PROBLEM TO WORK ON ▸ Retype the lines starting at the one that contains "Patent image size: (1361, 459)." and ending at the one that contains "The Mach angle lines 302 is at (958, 93).", keeping both of those lines.
** Start SOURCE RECORDS **
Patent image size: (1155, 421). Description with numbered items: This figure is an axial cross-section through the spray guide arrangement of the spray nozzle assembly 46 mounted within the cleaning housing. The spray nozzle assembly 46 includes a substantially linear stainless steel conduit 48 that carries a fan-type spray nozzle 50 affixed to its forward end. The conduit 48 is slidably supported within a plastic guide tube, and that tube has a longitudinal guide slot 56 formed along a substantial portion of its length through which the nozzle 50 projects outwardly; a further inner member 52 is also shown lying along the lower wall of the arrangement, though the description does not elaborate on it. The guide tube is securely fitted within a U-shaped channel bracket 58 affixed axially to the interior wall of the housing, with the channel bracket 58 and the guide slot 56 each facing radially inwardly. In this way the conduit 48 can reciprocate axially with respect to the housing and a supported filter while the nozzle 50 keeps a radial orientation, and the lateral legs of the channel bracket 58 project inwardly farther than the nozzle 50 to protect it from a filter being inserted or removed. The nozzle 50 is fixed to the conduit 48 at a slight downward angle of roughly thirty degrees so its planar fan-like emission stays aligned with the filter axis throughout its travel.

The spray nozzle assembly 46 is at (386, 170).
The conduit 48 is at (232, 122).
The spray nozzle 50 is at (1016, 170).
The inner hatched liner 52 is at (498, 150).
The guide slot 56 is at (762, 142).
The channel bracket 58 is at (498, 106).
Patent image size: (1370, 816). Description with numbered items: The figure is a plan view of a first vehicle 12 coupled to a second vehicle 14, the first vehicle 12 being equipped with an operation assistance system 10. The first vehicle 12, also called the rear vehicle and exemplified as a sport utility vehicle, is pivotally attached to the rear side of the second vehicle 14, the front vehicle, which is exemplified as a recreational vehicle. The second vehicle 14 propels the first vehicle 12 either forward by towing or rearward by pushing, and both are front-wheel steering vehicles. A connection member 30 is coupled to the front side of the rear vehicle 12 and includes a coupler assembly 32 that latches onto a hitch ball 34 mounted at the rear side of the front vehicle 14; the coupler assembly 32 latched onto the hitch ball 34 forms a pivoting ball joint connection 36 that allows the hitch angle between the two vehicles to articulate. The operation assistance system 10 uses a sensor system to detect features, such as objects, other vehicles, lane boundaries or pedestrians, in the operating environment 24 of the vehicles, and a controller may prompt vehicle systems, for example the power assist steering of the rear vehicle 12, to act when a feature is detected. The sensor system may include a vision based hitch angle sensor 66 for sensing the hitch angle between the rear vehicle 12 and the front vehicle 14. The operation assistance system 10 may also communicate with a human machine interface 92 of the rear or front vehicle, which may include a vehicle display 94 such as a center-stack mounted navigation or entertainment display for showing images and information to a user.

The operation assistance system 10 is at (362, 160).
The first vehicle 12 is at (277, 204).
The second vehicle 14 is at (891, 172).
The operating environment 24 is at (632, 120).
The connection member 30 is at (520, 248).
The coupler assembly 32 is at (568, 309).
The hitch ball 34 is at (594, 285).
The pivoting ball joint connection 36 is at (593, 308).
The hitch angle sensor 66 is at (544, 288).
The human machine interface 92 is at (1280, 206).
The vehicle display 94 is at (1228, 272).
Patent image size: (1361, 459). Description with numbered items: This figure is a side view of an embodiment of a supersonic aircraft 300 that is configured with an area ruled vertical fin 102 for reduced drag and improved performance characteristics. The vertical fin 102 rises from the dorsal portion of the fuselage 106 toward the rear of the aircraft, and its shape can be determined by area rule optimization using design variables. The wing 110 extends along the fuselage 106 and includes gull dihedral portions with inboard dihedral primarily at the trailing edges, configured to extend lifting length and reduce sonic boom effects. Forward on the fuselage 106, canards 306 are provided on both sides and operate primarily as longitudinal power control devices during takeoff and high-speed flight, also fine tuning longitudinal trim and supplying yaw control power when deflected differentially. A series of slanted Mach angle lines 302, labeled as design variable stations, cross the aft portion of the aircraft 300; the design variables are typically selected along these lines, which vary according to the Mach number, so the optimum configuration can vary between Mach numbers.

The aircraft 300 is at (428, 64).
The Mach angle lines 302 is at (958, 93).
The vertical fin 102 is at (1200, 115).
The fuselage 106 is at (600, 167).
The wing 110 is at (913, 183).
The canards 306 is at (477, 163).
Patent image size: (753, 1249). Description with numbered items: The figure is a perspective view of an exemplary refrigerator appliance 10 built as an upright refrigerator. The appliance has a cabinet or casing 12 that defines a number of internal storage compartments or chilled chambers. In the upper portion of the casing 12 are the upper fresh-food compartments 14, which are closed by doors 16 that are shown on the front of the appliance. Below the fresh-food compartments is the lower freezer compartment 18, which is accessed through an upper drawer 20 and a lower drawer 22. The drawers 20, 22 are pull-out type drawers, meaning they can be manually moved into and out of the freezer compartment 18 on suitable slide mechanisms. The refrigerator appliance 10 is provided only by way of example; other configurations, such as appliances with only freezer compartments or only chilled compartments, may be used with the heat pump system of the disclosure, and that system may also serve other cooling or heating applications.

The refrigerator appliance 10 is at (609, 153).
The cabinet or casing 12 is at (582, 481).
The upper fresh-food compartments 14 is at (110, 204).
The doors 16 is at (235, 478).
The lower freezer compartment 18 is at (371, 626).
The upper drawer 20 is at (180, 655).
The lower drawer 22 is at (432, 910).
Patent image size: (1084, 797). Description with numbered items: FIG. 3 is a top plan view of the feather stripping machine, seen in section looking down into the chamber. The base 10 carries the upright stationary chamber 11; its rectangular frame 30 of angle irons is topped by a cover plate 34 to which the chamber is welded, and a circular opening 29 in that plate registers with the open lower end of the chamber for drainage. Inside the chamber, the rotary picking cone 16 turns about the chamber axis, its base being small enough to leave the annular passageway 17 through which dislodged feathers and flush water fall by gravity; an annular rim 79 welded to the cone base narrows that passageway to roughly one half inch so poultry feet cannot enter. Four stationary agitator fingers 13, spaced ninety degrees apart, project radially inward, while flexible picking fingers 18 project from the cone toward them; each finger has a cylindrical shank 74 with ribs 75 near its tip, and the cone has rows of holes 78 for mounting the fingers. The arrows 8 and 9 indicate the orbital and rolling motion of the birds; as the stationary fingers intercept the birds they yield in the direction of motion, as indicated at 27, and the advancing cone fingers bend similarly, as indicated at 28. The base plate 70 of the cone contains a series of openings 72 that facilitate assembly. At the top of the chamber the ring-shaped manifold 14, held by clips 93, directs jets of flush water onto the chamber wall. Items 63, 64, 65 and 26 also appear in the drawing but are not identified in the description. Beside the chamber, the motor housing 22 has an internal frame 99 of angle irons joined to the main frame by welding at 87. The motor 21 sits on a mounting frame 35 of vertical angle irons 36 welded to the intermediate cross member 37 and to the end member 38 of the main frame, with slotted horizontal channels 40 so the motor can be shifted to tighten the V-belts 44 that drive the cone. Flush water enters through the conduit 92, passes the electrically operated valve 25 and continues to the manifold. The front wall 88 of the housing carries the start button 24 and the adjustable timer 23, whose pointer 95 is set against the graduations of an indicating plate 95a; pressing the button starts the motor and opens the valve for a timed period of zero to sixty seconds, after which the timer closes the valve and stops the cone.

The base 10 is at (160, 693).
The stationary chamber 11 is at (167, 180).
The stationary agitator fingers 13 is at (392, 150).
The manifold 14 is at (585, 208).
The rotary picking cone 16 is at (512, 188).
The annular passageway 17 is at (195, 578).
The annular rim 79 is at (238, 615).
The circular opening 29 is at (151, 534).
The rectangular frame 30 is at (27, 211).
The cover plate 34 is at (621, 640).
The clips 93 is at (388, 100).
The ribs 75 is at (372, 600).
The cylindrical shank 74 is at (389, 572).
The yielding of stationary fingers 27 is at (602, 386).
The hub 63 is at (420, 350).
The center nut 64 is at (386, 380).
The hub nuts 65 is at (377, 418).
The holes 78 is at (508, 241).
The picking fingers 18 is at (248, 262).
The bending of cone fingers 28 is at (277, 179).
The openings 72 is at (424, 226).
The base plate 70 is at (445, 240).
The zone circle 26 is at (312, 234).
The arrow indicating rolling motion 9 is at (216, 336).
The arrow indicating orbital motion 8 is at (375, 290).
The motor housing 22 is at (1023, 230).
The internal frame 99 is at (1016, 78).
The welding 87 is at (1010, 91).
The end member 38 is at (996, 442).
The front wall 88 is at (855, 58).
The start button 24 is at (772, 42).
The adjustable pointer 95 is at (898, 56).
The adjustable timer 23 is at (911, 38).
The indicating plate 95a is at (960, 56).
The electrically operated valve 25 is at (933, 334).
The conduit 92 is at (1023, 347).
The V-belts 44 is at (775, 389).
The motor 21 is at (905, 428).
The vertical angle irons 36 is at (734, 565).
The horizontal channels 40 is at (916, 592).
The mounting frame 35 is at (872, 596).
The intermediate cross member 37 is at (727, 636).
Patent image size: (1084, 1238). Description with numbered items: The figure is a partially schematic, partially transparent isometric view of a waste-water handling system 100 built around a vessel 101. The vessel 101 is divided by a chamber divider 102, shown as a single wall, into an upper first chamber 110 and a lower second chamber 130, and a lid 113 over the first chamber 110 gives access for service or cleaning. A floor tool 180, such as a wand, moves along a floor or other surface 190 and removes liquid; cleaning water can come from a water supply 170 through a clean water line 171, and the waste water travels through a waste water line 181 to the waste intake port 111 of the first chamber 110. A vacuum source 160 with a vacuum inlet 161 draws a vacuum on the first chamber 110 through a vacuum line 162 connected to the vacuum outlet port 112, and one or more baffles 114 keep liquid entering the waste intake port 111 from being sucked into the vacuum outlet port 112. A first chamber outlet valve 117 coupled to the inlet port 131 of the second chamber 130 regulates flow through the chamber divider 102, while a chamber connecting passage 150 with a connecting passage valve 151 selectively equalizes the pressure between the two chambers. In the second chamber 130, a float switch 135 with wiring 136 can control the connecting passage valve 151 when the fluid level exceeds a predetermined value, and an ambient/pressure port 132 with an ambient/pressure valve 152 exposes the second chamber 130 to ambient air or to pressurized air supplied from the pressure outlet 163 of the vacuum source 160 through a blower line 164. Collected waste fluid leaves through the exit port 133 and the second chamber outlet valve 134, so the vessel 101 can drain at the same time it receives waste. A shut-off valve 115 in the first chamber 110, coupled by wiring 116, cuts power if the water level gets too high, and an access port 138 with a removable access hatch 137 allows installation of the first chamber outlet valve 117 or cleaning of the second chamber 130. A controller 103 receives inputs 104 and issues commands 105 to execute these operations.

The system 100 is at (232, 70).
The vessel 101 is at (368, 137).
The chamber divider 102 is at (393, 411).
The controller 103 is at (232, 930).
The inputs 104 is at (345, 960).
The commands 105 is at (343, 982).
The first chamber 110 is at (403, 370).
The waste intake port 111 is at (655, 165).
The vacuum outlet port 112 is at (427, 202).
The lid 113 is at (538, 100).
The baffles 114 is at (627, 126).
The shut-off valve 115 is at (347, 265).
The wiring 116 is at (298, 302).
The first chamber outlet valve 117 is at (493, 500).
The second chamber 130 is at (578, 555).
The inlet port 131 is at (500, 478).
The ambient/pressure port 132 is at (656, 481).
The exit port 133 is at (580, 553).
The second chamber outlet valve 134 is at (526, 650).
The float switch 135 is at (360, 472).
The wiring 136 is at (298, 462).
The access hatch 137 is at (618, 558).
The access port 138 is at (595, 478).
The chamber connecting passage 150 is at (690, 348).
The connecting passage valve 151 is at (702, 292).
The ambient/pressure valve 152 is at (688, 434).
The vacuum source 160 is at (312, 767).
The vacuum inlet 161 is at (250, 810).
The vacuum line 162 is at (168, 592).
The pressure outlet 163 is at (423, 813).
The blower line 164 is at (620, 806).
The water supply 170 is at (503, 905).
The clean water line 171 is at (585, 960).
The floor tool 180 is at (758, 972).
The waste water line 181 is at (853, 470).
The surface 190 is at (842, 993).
** End SOURCE RECORDS **
SOLUTION BELOW ▸
Patent image size: (1361, 459). Description with numbered items: This figure is a side view of an embodiment of a supersonic aircraft 300 that is configured with an area ruled vertical fin 102 for reduced drag and improved performance characteristics. The vertical fin 102 rises from the dorsal portion of the fuselage 106 toward the rear of the aircraft, and its shape can be determined by area rule optimization using design variables. The wing 110 extends along the fuselage 106 and includes gull dihedral portions with inboard dihedral primarily at the trailing edges, configured to extend lifting length and reduce sonic boom effects. Forward on the fuselage 106, canards 306 are provided on both sides and operate primarily as longitudinal power control devices during takeoff and high-speed flight, also fine tuning longitudinal trim and supplying yaw control power when deflected differentially. A series of slanted Mach angle lines 302, labeled as design variable stations, cross the aft portion of the aircraft 300; the design variables are typically selected along these lines, which vary according to the Mach number, so the optimum configuration can vary between Mach numbers.

The aircraft 300 is at (428, 64).
The Mach angle lines 302 is at (958, 93).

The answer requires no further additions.